• **What is asked**
The data below must be copied in full and without any change.

• **Entries provided**
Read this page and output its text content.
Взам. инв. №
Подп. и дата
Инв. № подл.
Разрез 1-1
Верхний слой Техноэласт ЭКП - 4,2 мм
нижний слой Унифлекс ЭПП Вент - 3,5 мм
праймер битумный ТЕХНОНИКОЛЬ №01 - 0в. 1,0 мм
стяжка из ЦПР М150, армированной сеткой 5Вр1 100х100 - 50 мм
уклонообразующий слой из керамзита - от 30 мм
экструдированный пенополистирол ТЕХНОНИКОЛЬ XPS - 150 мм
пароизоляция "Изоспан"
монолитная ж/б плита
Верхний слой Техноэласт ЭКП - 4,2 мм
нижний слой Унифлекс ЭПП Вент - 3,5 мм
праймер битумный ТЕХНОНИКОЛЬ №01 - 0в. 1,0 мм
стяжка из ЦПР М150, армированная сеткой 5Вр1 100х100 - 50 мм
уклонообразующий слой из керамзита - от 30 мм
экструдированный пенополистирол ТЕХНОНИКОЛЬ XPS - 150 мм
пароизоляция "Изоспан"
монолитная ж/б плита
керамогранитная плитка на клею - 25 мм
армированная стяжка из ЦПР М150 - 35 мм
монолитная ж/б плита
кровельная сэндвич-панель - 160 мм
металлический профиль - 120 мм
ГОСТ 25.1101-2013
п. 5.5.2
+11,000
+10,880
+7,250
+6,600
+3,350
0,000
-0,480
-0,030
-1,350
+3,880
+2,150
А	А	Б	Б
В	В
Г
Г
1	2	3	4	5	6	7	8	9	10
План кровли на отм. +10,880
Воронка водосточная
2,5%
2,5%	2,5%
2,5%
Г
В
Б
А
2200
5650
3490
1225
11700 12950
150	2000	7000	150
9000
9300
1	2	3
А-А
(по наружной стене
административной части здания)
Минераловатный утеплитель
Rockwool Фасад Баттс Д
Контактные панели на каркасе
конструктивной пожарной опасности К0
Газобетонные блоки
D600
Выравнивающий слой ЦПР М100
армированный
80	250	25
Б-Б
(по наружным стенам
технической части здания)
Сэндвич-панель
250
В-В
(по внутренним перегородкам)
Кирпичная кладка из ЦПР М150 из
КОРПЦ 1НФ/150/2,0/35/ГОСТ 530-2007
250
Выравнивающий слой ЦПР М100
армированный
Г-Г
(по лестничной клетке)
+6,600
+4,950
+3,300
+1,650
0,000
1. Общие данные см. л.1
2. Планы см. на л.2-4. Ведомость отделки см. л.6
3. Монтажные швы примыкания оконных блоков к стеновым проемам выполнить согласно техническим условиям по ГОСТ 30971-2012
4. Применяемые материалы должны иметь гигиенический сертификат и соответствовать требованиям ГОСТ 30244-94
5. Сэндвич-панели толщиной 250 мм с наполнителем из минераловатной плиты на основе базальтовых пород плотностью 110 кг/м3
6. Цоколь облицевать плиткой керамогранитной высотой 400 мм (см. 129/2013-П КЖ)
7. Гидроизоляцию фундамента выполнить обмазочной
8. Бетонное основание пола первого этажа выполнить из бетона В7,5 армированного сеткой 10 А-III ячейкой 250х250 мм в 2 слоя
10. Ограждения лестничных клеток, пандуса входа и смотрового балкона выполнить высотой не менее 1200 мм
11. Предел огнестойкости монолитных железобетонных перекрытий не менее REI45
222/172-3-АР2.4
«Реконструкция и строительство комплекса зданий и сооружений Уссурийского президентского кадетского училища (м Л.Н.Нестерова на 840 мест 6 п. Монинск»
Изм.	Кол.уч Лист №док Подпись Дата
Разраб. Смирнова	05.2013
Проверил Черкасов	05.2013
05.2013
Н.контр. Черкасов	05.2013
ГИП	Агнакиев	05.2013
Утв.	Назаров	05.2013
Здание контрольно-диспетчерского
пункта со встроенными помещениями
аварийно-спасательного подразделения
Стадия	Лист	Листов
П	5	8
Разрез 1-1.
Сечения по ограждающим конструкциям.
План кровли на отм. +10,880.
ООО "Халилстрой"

• **Expected output**
Read this page and output its text content.
Взам. инв. №
Подп. и дата
Инв. № подл.
Разрез 1-1
Верхний слой Техноэласт ЭКП - 4,2 мм
нижний слой Унифлекс ЭПП Вент - 3,5 мм
праймер битумный ТЕХНОНИКОЛЬ №01 - 0в. 1,0 мм
стяжка из ЦПР М150, армированной сеткой 5Вр1 100х100 - 50 мм
уклонообразующий слой из керамзита - от 30 мм
экструдированный пенополистирол ТЕХНОНИКОЛЬ XPS - 150 мм
пароизоляция "Изоспан"
монолитная ж/б плита
Верхний слой Техноэласт ЭКП - 4,2 мм
нижний слой Унифлекс ЭПП Вент - 3,5 мм
праймер битумный ТЕХНОНИКОЛЬ №01 - 0в. 1,0 мм
стяжка из ЦПР М150, армированная сеткой 5Вр1 100х100 - 50 мм
уклонообразующий слой из керамзита - от 30 мм
экструдированный пенополистирол ТЕХНОНИКОЛЬ XPS - 150 мм
пароизоляция "Изоспан"
монолитная ж/б плита
керамогранитная плитка на клею - 25 мм
армированная стяжка из ЦПР М150 - 35 мм
монолитная ж/б плита
кровельная сэндвич-панель - 160 мм
металлический профиль - 120 мм
ГОСТ 25.1101-2013
п. 5.5.2
+11,000
+10,880
+7,250
+6,600
+3,350
0,000
-0,480
-0,030
-1,350
+3,880
+2,150
А	А	Б	Б
В	В
Г
Г
1	2	3	4	5	6	7	8	9	10
План кровли на отм. +10,880
Воронка водосточная
2,5%
2,5%	2,5%
2,5%
Г
В
Б
А
2200
5650
3490
1225
11700 12950
150	2000	7000	150
9000
9300
1	2	3
А-А
(по наружной стене
административной части здания)
Минераловатный утеплитель
Rockwool Фасад Баттс Д
Контактные панели на каркасе
конструктивной пожарной опасности К0
Газобетонные блоки
D600
Выравнивающий слой ЦПР М100
армированный
80	250	25
Б-Б
(по наружным стенам
технической части здания)
Сэндвич-панель
250
В-В
(по внутренним перегородкам)
Кирпичная кладка из ЦПР М150 из
КОРПЦ 1НФ/150/2,0/35/ГОСТ 530-2007
250
Выравнивающий слой ЦПР М100
армированный
Г-Г
(по лестничной клетке)
+6,600
+4,950
+3,300
+1,650
0,000
1. Общие данные см. л.1
2. Планы см. на л.2-4. Ведомость отделки см. л.6
3. Монтажные швы примыкания оконных блоков к стеновым проемам выполнить согласно техническим условиям по ГОСТ 30971-2012
4. Применяемые материалы должны иметь гигиенический сертификат и соответствовать требованиям ГОСТ 30244-94
5. Сэндвич-панели толщиной 250 мм с наполнителем из минераловатной плиты на основе базальтовых пород плотностью 110 кг/м3
6. Цоколь облицевать плиткой керамогранитной высотой 400 мм (см. 129/2013-П КЖ)
7. Гидроизоляцию фундамента выполнить обмазочной
8. Бетонное основание пола первого этажа выполнить из бетона В7,5 армированного сеткой 10 А-III ячейкой 250х250 мм в 2 слоя
10. Ограждения лестничных клеток, пандуса входа и смотрового балкона выполнить высотой не менее 1200 мм
11. Предел огнестойкости монолитных железобетонных перекрытий не менее REI45
222/172-3-АР2.4
«Реконструкция и строительство комплекса зданий и сооружений Уссурийского президентского кадетского училища (м Л.Н.Нестерова на 840 мест 6 п. Монинск»
Изм.	Кол.уч Лист №док Подпись Дата
Разраб. Смирнова	05.2013
Проверил Черкасов	05.2013
05.2013
Н.контр. Черкасов	05.2013
ГИП	Агнакиев	05.2013
Утв.	Назаров	05.2013
Здание контрольно-диспетчерского
пункта со встроенными помещениями
аварийно-спасательного подразделения
Стадия	Лист	Листов
П	5	8
Разрез 1-1.
Сечения по ограждающим конструкциям.
План кровли на отм. +10,880.
ООО "Халилстрой"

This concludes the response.